* EXERCISE DETAILS:
Your task is to output the data exactly as it stands.

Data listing
--*--
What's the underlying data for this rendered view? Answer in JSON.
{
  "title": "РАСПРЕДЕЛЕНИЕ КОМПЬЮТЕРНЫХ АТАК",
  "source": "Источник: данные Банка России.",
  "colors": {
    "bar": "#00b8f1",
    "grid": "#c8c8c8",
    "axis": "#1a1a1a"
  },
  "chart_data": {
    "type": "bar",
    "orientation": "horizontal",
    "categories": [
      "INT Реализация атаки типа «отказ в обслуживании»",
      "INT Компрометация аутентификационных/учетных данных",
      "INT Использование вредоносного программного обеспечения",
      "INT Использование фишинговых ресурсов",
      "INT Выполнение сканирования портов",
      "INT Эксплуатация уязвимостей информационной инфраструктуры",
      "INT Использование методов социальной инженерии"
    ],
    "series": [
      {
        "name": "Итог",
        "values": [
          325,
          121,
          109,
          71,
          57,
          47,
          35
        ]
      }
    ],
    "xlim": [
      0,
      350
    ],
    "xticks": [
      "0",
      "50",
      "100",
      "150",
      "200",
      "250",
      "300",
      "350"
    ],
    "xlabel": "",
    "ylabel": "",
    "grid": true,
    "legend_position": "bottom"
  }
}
--*--
* COMPLETED TASK:
What's the underlying data for this rendered view? Answer in JSON.
{
  "title": "РАСПРЕДЕЛЕНИЕ КОМПЬЮТЕРНЫХ АТАК",
  "source": "Источник: данные Банка России.",
  "colors": {
    "bar": "#00b8f1",
    "grid": "#c8c8c8",
    "axis": "#1a1a1a"
  },
  "chart_data": {
    "type": "bar",
    "orientation": "horizontal",
    "categories": [
      "INT Реализация атаки типа «отказ в обслуживании»",
      "INT Компрометация аутентификационных/учетных данных",
      "INT Использование вредоносного программного обеспечения",
      "INT Использование фишинговых ресурсов",
      "INT Выполнение сканирования портов",
      "INT Эксплуатация уязвимостей информационной инфраструктуры",
      "INT Использование методов социальной инженерии"
    ],
    "series": [
      {
        "name": "Итог",
        "values": [
          325,
          121,
          109,
          71,
          57,
          47,
          35
        ]
      }
    ],
    "xlim": [
      0,
      350
    ],
    "xticks": [
      "0",
      "50",
      "100",
      "150",
      "200",
      "250",
      "300",
      "350"
    ],
    "xlabel": "",
    "ylabel": "",
    "grid": true,
    "legend_position": "bottom"
  }
}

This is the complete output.